JOB
Determine how many lines in these records hold "Share". Only the number is wanted.

** start ROWS **

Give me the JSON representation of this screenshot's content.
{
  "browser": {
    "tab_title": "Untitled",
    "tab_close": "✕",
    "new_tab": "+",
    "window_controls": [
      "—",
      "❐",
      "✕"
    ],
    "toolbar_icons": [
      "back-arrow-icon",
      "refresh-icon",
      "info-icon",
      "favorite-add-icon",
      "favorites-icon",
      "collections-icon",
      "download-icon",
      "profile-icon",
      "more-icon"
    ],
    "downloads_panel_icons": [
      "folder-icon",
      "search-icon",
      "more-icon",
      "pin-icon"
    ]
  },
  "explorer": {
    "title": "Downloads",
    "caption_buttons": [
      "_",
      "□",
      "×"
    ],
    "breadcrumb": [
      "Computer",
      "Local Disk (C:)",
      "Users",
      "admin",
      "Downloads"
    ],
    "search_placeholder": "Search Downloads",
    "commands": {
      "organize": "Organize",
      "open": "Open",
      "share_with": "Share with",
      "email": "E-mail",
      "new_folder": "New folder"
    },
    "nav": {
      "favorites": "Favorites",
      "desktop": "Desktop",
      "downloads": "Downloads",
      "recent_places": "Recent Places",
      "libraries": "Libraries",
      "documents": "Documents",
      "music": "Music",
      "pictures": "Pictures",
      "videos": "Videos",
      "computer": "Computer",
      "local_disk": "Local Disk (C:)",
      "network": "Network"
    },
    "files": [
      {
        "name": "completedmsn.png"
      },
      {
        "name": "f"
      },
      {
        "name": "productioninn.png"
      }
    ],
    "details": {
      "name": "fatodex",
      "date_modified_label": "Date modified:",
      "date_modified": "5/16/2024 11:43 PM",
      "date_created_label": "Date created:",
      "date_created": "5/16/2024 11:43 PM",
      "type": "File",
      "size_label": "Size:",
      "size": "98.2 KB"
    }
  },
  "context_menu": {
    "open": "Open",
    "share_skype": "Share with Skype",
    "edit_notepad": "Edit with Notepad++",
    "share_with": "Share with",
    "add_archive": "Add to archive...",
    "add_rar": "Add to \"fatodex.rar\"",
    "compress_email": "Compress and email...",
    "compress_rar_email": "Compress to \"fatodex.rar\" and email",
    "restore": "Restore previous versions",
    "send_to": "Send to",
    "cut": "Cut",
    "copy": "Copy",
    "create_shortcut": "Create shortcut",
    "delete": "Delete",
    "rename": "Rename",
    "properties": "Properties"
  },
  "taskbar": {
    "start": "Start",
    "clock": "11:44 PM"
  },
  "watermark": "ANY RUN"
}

** end ROWS **

REPLY TO THE TASK
3